— start of Record set —
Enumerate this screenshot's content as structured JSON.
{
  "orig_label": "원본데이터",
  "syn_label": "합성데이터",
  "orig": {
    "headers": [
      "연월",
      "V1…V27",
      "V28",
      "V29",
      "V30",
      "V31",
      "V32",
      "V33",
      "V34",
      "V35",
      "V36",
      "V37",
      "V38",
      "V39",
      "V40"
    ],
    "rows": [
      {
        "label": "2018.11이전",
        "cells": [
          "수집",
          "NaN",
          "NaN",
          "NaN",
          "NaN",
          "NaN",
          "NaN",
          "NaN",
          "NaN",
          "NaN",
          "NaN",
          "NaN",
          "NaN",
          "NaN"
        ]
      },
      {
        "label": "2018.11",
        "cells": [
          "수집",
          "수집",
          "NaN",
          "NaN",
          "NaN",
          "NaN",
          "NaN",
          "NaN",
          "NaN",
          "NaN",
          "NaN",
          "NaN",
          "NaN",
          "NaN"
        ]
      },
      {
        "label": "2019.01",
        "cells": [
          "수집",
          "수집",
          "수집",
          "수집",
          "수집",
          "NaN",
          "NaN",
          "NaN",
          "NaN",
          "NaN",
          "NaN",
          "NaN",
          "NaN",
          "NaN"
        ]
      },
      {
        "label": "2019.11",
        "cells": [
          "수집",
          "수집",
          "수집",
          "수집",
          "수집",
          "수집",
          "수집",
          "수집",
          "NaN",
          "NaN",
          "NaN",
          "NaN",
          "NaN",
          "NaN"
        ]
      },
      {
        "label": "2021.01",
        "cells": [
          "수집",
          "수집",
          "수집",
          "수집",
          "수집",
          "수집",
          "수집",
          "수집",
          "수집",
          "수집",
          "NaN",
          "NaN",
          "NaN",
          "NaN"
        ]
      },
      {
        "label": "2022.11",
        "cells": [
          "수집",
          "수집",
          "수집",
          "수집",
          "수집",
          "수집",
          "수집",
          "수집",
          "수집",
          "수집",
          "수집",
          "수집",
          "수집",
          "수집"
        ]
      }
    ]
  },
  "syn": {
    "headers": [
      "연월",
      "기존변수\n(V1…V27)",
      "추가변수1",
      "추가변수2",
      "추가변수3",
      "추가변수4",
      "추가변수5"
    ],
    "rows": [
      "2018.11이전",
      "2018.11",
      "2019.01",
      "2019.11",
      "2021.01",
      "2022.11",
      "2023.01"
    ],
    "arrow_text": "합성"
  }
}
— end of Record set —
→ What you have to do: Print every line of the records exactly. Omit nothing.

→ Solved problem:
Enumerate this screenshot's content as structured JSON.
{
  "orig_label": "원본데이터",
  "syn_label": "합성데이터",
  "orig": {
    "headers": [
      "연월",
      "V1…V27",
      "V28",
      "V29",
      "V30",
      "V31",
      "V32",
      "V33",
      "V34",
      "V35",
      "V36",
      "V37",
      "V38",
      "V39",
      "V40"
    ],
    "rows": [
      {
        "label": "2018.11이전",
        "cells": [
          "수집",
          "NaN",
          "NaN",
          "NaN",
          "NaN",
          "NaN",
          "NaN",
          "NaN",
          "NaN",
          "NaN",
          "NaN",
          "NaN",
          "NaN",
          "NaN"
        ]
      },
      {
        "label": "2018.11",
        "cells": [
          "수집",
          "수집",
          "NaN",
          "NaN",
          "NaN",
          "NaN",
          "NaN",
          "NaN",
          "NaN",
          "NaN",
          "NaN",
          "NaN",
          "NaN",
          "NaN"
        ]
      },
      {
        "label": "2019.01",
        "cells": [
          "수집",
          "수집",
          "수집",
          "수집",
          "수집",
          "NaN",
          "NaN",
          "NaN",
          "NaN",
          "NaN",
          "NaN",
          "NaN",
          "NaN",
          "NaN"
        ]
      },
      {
        "label": "2019.11",
        "cells": [
          "수집",
          "수집",
          "수집",
          "수집",
          "수집",
          "수집",
          "수집",
          "수집",
          "NaN",
          "NaN",
          "NaN",
          "NaN",
          "NaN",
          "NaN"
        ]
      },
      {
        "label": "2021.01",
        "cells": [
          "수집",
          "수집",
          "수집",
          "수집",
          "수집",
          "수집",
          "수집",
          "수집",
          "수집",
          "수집",
          "NaN",
          "NaN",
          "NaN",
          "NaN"
        ]
      },
      {
        "label": "2022.11",
        "cells": [
          "수집",
          "수집",
          "수집",
          "수집",
          "수집",
          "수집",
          "수집",
          "수집",
          "수집",
          "수집",
          "수집",
          "수집",
          "수집",
          "수집"
        ]
      }
    ]
  },
  "syn": {
    "headers": [
      "연월",
      "기존변수\n(V1…V27)",
      "추가변수1",
      "추가변수2",
      "추가변수3",
      "추가변수4",
      "추가변수5"
    ],
    "rows": [
      "2018.11이전",
      "2018.11",
      "2019.01",
      "2019.11",
      "2021.01",
      "2022.11",
      "2023.01"
    ],
    "arrow_text": "합성"
  }
}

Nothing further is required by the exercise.